— Start of RECORD EXCERPTS —
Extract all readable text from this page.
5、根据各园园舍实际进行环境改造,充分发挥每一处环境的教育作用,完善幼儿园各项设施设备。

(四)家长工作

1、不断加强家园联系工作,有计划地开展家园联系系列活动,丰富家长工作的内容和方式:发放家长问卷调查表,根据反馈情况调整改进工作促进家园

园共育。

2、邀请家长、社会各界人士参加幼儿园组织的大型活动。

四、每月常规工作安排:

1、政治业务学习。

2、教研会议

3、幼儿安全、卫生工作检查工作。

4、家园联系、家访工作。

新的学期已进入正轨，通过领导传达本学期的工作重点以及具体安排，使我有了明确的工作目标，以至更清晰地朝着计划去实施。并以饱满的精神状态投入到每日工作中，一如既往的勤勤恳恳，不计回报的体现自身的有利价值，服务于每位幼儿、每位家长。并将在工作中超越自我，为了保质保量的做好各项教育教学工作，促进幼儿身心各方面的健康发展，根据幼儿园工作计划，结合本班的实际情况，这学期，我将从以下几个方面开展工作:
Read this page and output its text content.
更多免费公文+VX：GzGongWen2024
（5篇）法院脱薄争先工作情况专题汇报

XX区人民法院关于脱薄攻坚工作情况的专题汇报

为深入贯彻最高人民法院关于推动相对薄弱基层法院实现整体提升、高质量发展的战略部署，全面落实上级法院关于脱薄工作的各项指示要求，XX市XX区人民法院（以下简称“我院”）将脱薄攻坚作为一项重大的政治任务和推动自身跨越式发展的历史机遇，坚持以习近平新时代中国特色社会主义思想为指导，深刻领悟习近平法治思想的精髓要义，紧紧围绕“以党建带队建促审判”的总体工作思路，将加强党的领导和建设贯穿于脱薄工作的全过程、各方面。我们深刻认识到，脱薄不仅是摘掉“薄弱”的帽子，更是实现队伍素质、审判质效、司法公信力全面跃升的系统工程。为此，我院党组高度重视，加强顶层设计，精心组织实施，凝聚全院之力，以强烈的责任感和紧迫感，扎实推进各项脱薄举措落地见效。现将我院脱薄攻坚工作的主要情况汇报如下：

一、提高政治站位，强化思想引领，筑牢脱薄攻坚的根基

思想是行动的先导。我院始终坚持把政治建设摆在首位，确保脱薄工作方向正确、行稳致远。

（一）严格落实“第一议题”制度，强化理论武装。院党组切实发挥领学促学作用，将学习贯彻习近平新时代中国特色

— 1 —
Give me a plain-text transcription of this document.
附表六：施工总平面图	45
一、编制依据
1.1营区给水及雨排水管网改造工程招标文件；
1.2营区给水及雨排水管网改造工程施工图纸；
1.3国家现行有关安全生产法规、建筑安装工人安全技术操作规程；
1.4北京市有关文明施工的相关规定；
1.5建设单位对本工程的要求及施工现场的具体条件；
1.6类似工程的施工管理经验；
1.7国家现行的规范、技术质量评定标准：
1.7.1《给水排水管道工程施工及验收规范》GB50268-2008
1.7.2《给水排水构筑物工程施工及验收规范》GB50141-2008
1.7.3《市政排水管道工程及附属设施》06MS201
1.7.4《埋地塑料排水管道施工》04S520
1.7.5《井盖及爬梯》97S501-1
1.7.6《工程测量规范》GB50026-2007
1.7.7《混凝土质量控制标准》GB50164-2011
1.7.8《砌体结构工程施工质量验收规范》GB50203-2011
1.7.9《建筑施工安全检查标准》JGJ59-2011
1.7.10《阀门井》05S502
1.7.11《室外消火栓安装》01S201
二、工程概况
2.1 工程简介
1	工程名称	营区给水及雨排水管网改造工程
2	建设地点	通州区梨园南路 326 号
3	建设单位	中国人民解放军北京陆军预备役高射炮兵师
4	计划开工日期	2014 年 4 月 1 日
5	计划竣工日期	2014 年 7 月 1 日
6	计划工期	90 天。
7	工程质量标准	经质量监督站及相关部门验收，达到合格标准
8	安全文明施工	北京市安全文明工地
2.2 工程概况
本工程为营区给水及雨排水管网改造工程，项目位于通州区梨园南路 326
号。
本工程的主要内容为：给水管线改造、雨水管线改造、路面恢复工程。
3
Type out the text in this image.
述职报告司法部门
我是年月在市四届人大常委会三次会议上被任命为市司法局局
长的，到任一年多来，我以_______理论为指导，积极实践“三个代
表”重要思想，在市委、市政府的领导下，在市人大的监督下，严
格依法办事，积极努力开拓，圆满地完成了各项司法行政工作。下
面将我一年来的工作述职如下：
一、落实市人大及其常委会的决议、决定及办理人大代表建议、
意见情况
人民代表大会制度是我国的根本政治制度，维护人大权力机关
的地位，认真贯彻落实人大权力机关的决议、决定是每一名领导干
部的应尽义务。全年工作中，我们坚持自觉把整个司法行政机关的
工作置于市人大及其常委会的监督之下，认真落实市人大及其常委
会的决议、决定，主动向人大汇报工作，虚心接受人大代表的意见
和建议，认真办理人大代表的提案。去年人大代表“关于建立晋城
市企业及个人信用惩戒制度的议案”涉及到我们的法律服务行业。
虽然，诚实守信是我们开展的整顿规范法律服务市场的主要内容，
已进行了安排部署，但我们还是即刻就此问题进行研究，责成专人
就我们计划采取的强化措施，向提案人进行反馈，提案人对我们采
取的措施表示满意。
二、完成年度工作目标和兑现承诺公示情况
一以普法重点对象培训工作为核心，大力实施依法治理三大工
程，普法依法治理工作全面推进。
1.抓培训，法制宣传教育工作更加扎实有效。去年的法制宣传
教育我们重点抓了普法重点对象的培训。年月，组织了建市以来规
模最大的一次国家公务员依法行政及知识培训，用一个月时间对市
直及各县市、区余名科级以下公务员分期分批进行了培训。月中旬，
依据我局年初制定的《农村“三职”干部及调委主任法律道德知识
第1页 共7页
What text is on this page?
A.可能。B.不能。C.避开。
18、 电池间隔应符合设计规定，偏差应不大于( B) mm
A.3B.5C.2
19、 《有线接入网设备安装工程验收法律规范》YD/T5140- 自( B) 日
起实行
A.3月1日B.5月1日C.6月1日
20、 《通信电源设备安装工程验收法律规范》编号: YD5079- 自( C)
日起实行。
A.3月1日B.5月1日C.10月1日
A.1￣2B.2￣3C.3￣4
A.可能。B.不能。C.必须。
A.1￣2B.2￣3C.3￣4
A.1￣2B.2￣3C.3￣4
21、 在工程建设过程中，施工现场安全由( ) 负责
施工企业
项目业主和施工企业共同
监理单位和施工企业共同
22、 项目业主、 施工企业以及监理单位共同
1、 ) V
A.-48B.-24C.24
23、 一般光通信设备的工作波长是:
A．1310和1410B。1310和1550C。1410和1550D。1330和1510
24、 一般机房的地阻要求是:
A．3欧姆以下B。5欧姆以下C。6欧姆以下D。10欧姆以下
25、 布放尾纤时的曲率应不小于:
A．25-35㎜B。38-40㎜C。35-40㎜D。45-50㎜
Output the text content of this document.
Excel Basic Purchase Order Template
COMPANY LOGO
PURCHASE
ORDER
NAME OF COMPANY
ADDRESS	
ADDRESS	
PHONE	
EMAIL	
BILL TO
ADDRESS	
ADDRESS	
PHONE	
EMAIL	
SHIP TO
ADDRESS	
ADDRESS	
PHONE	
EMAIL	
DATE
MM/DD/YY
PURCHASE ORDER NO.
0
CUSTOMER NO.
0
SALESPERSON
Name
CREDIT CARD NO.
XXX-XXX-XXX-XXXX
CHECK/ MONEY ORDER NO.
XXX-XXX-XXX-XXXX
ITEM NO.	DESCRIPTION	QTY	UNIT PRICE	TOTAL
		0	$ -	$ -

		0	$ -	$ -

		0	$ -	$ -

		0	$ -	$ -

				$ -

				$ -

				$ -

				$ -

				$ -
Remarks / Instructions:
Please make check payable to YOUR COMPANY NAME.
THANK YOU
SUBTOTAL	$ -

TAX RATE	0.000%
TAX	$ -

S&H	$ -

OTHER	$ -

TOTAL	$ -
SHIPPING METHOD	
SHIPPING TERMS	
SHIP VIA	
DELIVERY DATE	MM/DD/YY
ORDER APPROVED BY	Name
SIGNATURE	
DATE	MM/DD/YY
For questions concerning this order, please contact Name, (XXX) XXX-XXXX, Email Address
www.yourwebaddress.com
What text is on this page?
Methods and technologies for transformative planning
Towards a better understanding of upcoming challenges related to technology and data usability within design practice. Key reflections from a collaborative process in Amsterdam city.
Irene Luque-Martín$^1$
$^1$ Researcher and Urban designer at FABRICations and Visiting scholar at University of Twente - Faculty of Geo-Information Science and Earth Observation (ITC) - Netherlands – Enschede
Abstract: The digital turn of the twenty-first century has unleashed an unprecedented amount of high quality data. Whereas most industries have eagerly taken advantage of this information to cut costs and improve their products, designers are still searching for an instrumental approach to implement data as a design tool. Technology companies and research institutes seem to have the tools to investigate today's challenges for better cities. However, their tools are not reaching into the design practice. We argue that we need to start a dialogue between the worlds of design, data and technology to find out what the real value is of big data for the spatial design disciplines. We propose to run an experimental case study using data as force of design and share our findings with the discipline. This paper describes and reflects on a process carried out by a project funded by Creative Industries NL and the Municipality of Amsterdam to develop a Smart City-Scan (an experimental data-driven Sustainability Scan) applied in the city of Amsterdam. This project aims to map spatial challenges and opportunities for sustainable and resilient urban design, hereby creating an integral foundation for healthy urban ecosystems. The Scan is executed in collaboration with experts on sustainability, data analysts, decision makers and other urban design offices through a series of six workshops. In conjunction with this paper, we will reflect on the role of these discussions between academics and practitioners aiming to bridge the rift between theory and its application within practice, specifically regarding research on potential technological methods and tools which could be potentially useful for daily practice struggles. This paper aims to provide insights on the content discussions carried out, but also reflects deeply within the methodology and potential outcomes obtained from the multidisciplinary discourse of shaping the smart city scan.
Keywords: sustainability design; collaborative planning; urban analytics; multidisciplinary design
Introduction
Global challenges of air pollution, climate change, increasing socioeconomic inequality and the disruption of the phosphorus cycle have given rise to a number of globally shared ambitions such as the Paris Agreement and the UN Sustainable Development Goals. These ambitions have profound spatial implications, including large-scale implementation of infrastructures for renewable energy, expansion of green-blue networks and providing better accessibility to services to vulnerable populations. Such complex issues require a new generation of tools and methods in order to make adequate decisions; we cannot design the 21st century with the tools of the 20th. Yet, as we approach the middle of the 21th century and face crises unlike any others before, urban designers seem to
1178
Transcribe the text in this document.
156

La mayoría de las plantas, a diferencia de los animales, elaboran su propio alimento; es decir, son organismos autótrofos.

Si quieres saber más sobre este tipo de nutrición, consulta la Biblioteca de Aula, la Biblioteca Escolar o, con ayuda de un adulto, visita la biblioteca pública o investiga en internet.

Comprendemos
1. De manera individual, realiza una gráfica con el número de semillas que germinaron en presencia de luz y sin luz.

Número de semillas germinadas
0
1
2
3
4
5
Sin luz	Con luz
— End of RECORD EXCERPTS —
> _EXERCISE DIRECTIONS_: Pull out every line of the records above that contains the word "semillas".

> _SOLVED EXERCISE_:
1. De manera individual, realiza una gráfica con el número de semillas que germinaron en presencia de luz y sin luz.
Número de semillas germinadas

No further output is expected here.